— start EXTRACTED DATA —

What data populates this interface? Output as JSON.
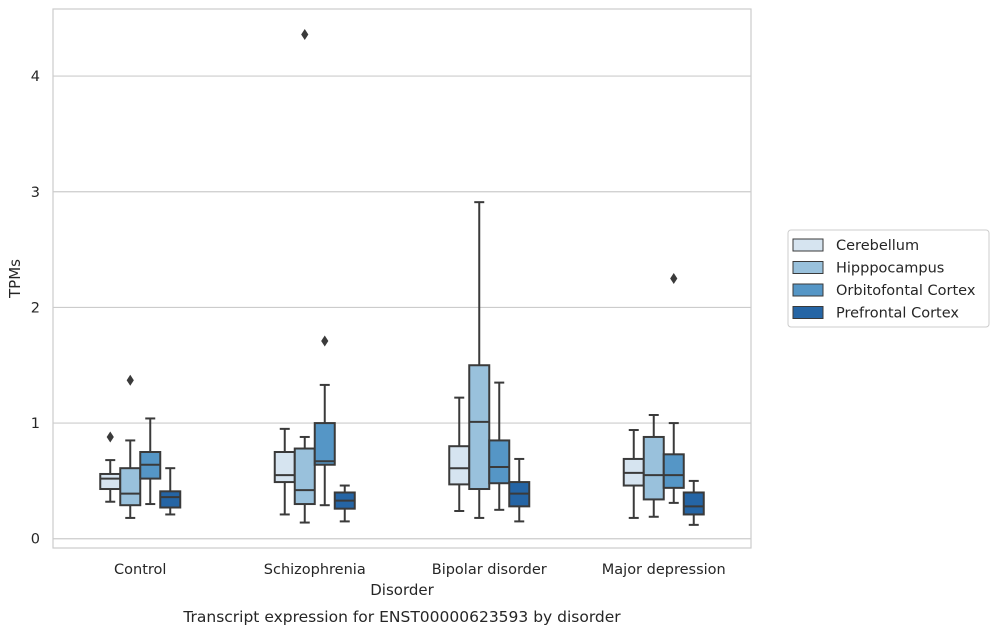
{
  "chart_data": {
    "type": "boxplot",
    "title": "Transcript expression for ENST00000623593 by disorder",
    "xlabel": "Disorder",
    "ylabel": "TPMs",
    "ylim": [
      -0.08,
      4.58
    ],
    "yticks": [
      0,
      1,
      2,
      3,
      4
    ],
    "grid": "horizontal",
    "legend_position": "right",
    "categories": [
      "Control",
      "Schizophrenia",
      "Bipolar disorder",
      "Major depression"
    ],
    "series": [
      {
        "name": "Cerebellum",
        "color": "#d6e4f0",
        "boxes": [
          {
            "whisker_low": 0.32,
            "q1": 0.43,
            "median": 0.52,
            "q3": 0.56,
            "whisker_high": 0.68,
            "outliers": [
              0.88
            ]
          },
          {
            "whisker_low": 0.21,
            "q1": 0.49,
            "median": 0.55,
            "q3": 0.75,
            "whisker_high": 0.95,
            "outliers": []
          },
          {
            "whisker_low": 0.24,
            "q1": 0.47,
            "median": 0.61,
            "q3": 0.8,
            "whisker_high": 1.22,
            "outliers": []
          },
          {
            "whisker_low": 0.18,
            "q1": 0.46,
            "median": 0.57,
            "q3": 0.69,
            "whisker_high": 0.94,
            "outliers": []
          }
        ]
      },
      {
        "name": "Hipppocampus",
        "color": "#99c1dc",
        "boxes": [
          {
            "whisker_low": 0.18,
            "q1": 0.29,
            "median": 0.39,
            "q3": 0.61,
            "whisker_high": 0.85,
            "outliers": [
              1.37
            ]
          },
          {
            "whisker_low": 0.14,
            "q1": 0.3,
            "median": 0.42,
            "q3": 0.78,
            "whisker_high": 0.88,
            "outliers": [
              4.36
            ]
          },
          {
            "whisker_low": 0.18,
            "q1": 0.43,
            "median": 1.01,
            "q3": 1.5,
            "whisker_high": 2.91,
            "outliers": []
          },
          {
            "whisker_low": 0.19,
            "q1": 0.34,
            "median": 0.55,
            "q3": 0.88,
            "whisker_high": 1.07,
            "outliers": []
          }
        ]
      },
      {
        "name": "Orbitofontal Cortex",
        "color": "#5596c6",
        "boxes": [
          {
            "whisker_low": 0.3,
            "q1": 0.52,
            "median": 0.64,
            "q3": 0.75,
            "whisker_high": 1.04,
            "outliers": []
          },
          {
            "whisker_low": 0.29,
            "q1": 0.64,
            "median": 0.67,
            "q3": 1.0,
            "whisker_high": 1.33,
            "outliers": [
              1.71
            ]
          },
          {
            "whisker_low": 0.25,
            "q1": 0.48,
            "median": 0.62,
            "q3": 0.85,
            "whisker_high": 1.35,
            "outliers": []
          },
          {
            "whisker_low": 0.31,
            "q1": 0.44,
            "median": 0.55,
            "q3": 0.73,
            "whisker_high": 1.0,
            "outliers": [
              2.25
            ]
          }
        ]
      },
      {
        "name": "Prefrontal Cortex",
        "color": "#2565a5",
        "boxes": [
          {
            "whisker_low": 0.21,
            "q1": 0.27,
            "median": 0.36,
            "q3": 0.41,
            "whisker_high": 0.61,
            "outliers": []
          },
          {
            "whisker_low": 0.15,
            "q1": 0.26,
            "median": 0.33,
            "q3": 0.4,
            "whisker_high": 0.46,
            "outliers": []
          },
          {
            "whisker_low": 0.15,
            "q1": 0.28,
            "median": 0.39,
            "q3": 0.49,
            "whisker_high": 0.69,
            "outliers": []
          },
          {
            "whisker_low": 0.12,
            "q1": 0.21,
            "median": 0.28,
            "q3": 0.4,
            "whisker_high": 0.5,
            "outliers": []
          }
        ]
      }
    ]
  }
}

— end EXTRACTED DATA —

Give nothing but the count of lines in the listing above that hold the string "color".

■ **SOLUTION**:
4